>> START
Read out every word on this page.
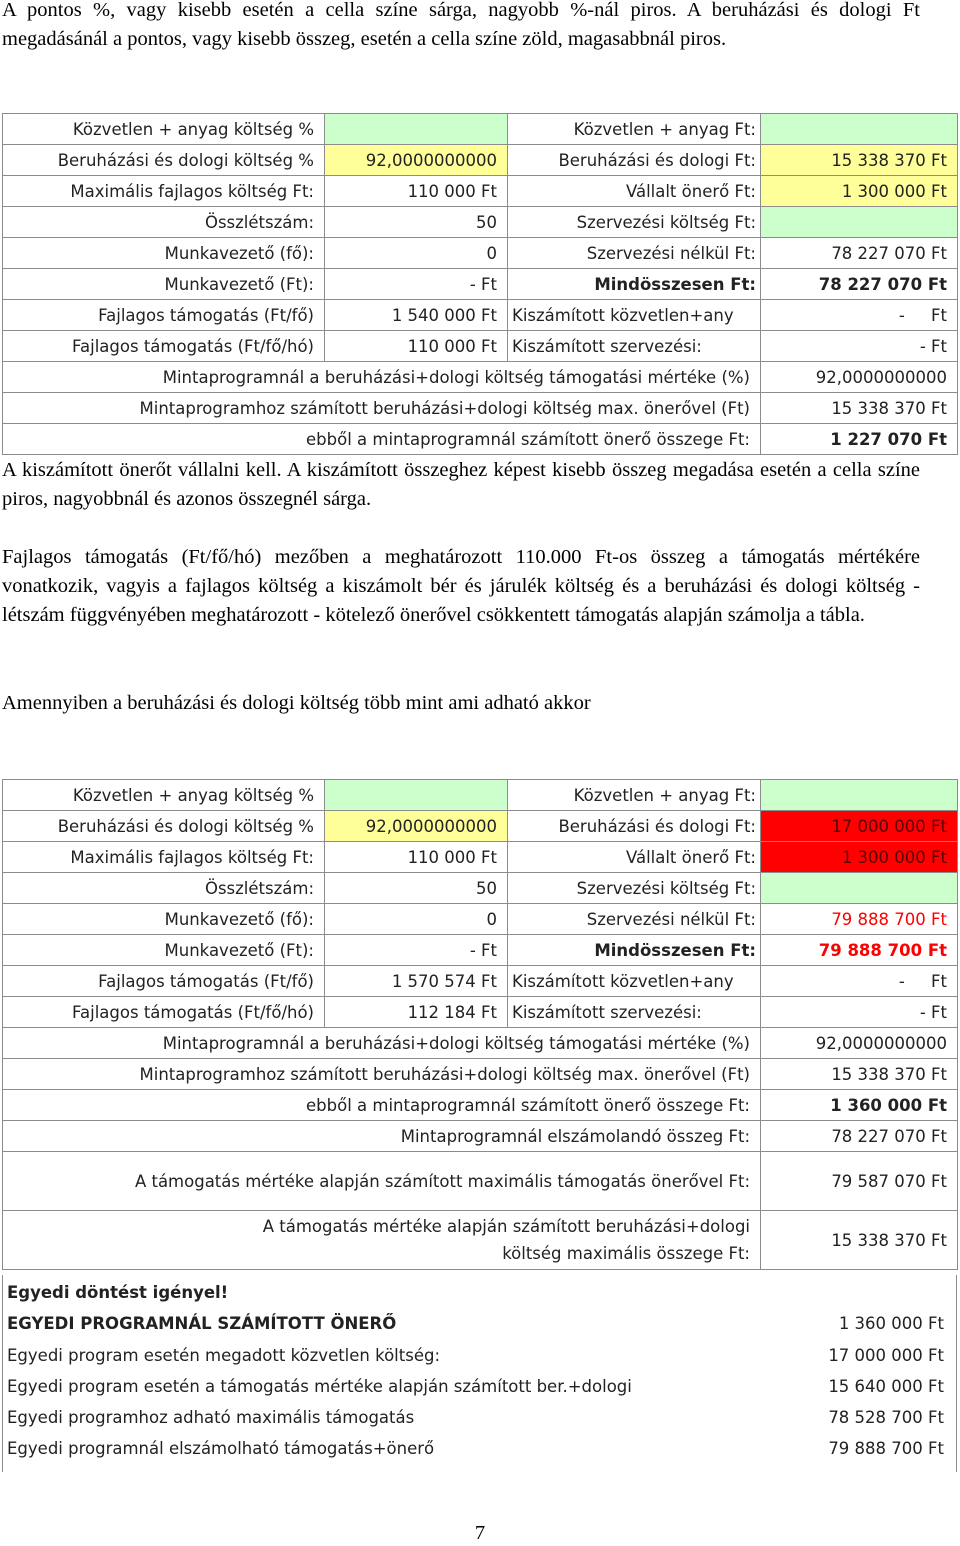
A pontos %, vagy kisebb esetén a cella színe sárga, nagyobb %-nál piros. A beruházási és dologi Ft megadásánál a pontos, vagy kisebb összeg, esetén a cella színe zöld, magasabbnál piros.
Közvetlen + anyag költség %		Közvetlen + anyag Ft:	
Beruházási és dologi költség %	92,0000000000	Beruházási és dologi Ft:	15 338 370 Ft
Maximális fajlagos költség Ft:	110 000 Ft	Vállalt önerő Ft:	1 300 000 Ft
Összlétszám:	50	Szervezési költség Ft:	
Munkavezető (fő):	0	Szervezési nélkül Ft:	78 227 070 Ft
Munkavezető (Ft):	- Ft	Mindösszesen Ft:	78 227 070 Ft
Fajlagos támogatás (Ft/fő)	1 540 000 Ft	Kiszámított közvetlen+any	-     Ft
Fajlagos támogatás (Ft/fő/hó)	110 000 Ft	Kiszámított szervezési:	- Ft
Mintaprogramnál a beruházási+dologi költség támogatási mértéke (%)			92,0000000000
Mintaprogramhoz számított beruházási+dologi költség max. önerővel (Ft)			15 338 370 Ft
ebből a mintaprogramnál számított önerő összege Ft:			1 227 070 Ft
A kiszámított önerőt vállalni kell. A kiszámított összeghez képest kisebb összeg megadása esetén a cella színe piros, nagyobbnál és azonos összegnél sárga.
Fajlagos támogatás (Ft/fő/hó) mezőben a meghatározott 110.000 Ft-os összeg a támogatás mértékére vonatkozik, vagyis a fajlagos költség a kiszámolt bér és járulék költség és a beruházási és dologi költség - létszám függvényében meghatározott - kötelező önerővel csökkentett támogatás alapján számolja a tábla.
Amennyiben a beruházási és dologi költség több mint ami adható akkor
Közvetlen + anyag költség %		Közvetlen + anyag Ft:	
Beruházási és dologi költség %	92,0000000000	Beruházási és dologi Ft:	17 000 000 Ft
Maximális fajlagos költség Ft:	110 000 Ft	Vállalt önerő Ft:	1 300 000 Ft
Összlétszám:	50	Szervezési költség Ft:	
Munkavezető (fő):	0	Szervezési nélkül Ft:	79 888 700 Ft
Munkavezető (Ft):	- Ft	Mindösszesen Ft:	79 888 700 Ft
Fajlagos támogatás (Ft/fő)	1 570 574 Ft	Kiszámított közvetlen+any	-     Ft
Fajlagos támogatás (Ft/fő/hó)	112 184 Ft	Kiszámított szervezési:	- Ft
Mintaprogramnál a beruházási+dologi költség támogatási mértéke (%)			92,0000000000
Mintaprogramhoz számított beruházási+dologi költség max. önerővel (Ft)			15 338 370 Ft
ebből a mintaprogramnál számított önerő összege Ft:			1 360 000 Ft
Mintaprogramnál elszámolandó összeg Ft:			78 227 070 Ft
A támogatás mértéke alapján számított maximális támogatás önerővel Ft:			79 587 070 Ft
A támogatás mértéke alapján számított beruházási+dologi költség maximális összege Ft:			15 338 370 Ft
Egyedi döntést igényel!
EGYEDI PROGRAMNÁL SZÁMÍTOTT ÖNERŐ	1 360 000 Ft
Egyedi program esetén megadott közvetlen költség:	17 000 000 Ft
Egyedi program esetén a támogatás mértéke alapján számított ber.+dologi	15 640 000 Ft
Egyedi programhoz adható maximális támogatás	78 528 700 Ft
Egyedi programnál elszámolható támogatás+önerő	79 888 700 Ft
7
>> END
>> START
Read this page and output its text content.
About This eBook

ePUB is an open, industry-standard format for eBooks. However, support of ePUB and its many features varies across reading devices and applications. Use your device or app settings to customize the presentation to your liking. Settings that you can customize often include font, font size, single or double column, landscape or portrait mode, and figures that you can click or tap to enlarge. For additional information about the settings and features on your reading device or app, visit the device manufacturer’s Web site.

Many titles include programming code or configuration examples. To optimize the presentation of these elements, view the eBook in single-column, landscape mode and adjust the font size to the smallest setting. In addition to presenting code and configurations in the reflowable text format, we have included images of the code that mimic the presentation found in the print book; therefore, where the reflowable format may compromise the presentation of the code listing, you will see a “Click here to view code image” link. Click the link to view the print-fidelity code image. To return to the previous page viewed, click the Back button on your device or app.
>> END
>> START
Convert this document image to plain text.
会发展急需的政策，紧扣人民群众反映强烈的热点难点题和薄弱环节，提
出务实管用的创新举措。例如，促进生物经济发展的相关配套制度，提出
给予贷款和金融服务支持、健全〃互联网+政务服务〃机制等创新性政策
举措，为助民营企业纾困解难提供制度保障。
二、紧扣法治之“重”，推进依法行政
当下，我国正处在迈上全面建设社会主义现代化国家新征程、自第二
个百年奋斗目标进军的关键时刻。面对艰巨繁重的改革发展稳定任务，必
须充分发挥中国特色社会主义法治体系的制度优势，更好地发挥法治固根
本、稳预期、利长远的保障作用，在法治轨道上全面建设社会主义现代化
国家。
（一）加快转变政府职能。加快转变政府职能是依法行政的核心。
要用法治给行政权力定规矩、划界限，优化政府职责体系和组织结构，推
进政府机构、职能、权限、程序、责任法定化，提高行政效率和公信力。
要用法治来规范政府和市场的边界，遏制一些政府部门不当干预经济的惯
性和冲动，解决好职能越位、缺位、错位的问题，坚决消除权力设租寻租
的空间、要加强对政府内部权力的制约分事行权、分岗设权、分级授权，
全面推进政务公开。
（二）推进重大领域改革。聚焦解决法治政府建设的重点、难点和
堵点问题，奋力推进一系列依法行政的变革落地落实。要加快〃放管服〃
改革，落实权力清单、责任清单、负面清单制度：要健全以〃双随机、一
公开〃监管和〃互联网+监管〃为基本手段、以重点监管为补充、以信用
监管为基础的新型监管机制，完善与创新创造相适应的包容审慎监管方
>> END
Search the data for the string "összege" and copy each line where it appears.

ebből a mintaprogramnál számított önerő összege Ft:			1 227 070 Ft
ebből a mintaprogramnál számított önerő összege Ft:			1 360 000 Ft
A támogatás mértéke alapján számított beruházási+dologi költség maximális összege Ft:			15 338 370 Ft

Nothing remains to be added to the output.